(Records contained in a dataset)
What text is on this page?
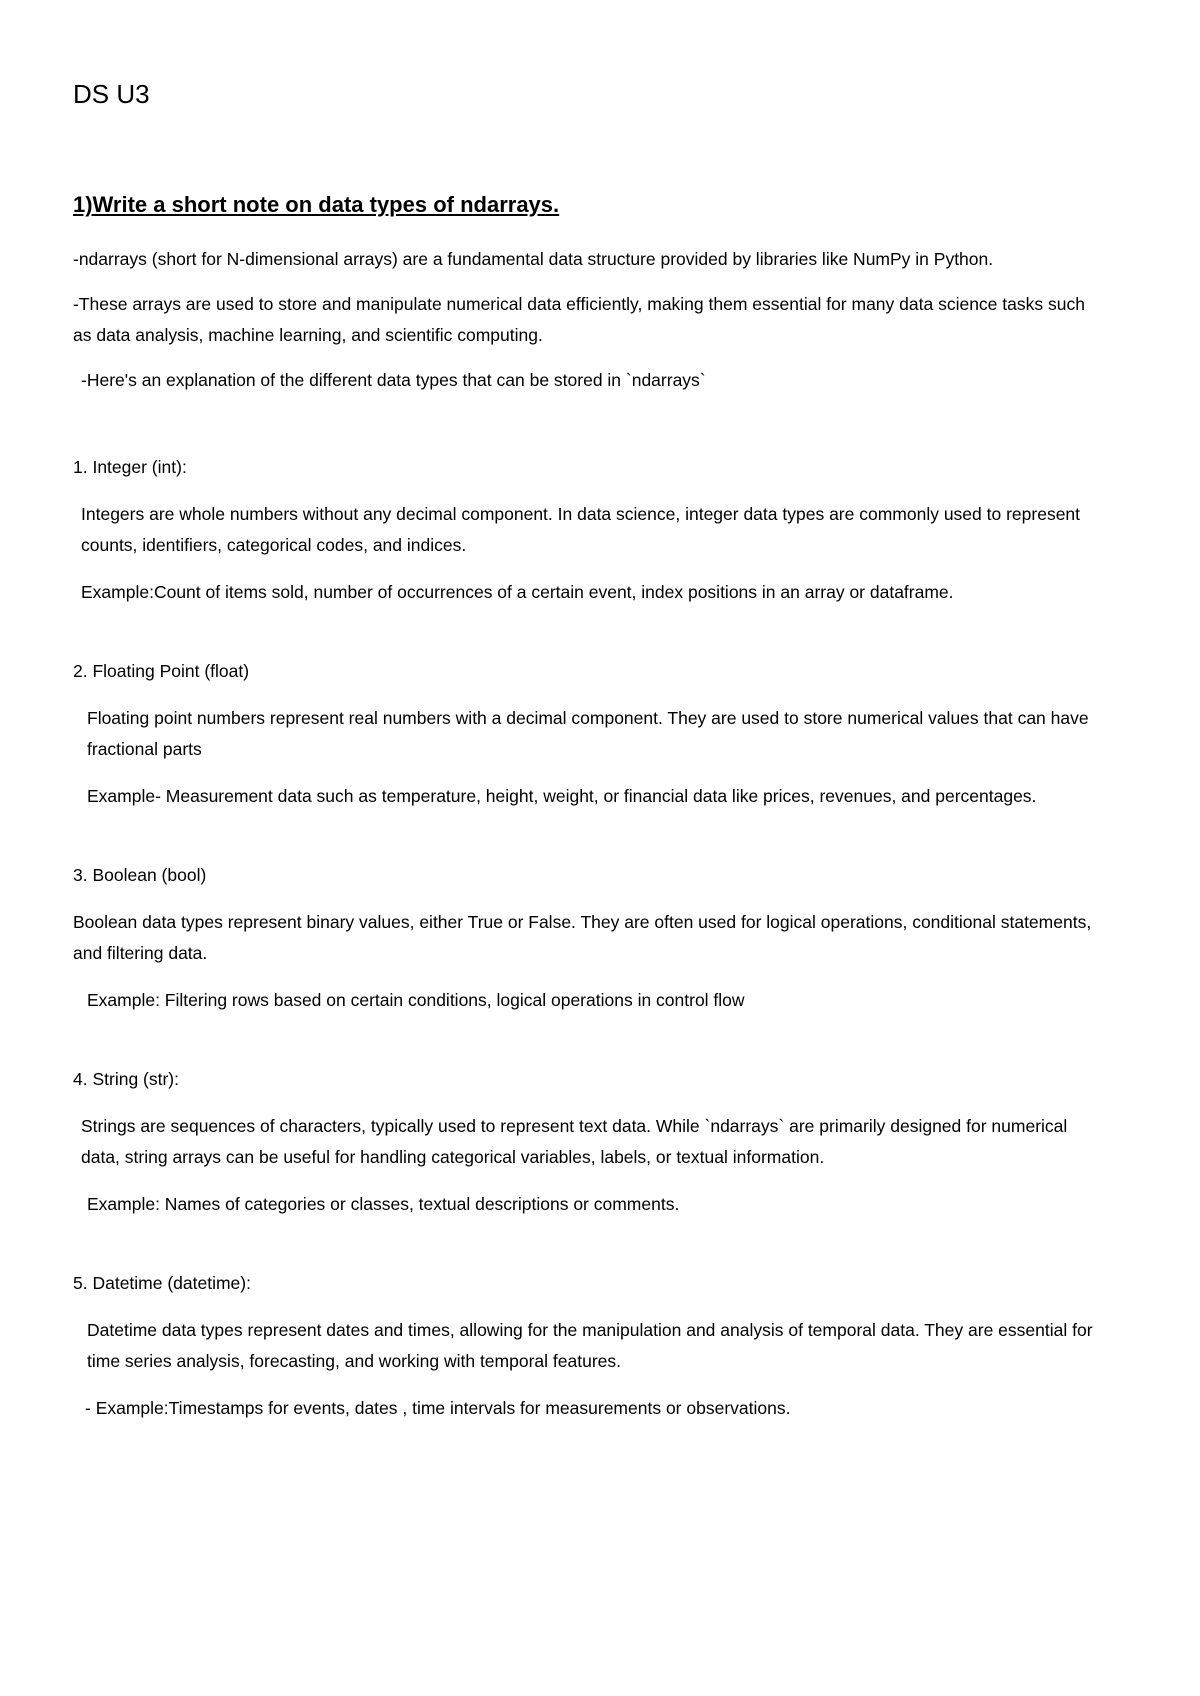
DS U3

1)Write a short note on data types of ndarrays.

-ndarrays (short for N-dimensional arrays) are a fundamental data structure provided by libraries like NumPy in Python.

-These arrays are used to store and manipulate numerical data efficiently, making them essential for many data science tasks such as data analysis, machine learning, and scientific computing.

-Here's an explanation of the different data types that can be stored in `ndarrays`

1. Integer (int):

Integers are whole numbers without any decimal component. In data science, integer data types are commonly used to represent counts, identifiers, categorical codes, and indices.

Example:Count of items sold, number of occurrences of a certain event, index positions in an array or dataframe.

2. Floating Point (float)

Floating point numbers represent real numbers with a decimal component. They are used to store numerical values that can have fractional parts

Example- Measurement data such as temperature, height, weight, or financial data like prices, revenues, and percentages.

3. Boolean (bool)

Boolean data types represent binary values, either True or False. They are often used for logical operations, conditional statements, and filtering data.

Example: Filtering rows based on certain conditions, logical operations in control flow

4. String (str):

Strings are sequences of characters, typically used to represent text data. While `ndarrays` are primarily designed for numerical data, string arrays can be useful for handling categorical variables, labels, or textual information.

Example: Names of categories or classes, textual descriptions or comments.

5. Datetime (datetime):

Datetime data types represent dates and times, allowing for the manipulation and analysis of temporal data. They are essential for time series analysis, forecasting, and working with temporal features.

- Example:Timestamps for events, dates , time intervals for measurements or observations.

## Directive
All the records need to be repeated exactly, with the images dropped.

## Answer to this task
What text is on this page?
DS U3

1)Write a short note on data types of ndarrays.

-ndarrays (short for N-dimensional arrays) are a fundamental data structure provided by libraries like NumPy in Python.

-These arrays are used to store and manipulate numerical data efficiently, making them essential for many data science tasks such as data analysis, machine learning, and scientific computing.

-Here's an explanation of the different data types that can be stored in `ndarrays`

1. Integer (int):

Integers are whole numbers without any decimal component. In data science, integer data types are commonly used to represent counts, identifiers, categorical codes, and indices.

Example:Count of items sold, number of occurrences of a certain event, index positions in an array or dataframe.

2. Floating Point (float)

Floating point numbers represent real numbers with a decimal component. They are used to store numerical values that can have fractional parts

Example- Measurement data such as temperature, height, weight, or financial data like prices, revenues, and percentages.

3. Boolean (bool)

Boolean data types represent binary values, either True or False. They are often used for logical operations, conditional statements, and filtering data.

Example: Filtering rows based on certain conditions, logical operations in control flow

4. String (str):

Strings are sequences of characters, typically used to represent text data. While `ndarrays` are primarily designed for numerical data, string arrays can be useful for handling categorical variables, labels, or textual information.

Example: Names of categories or classes, textual descriptions or comments.

5. Datetime (datetime):

Datetime data types represent dates and times, allowing for the manipulation and analysis of temporal data. They are essential for time series analysis, forecasting, and working with temporal features.

- Example:Timestamps for events, dates , time intervals for measurements or observations.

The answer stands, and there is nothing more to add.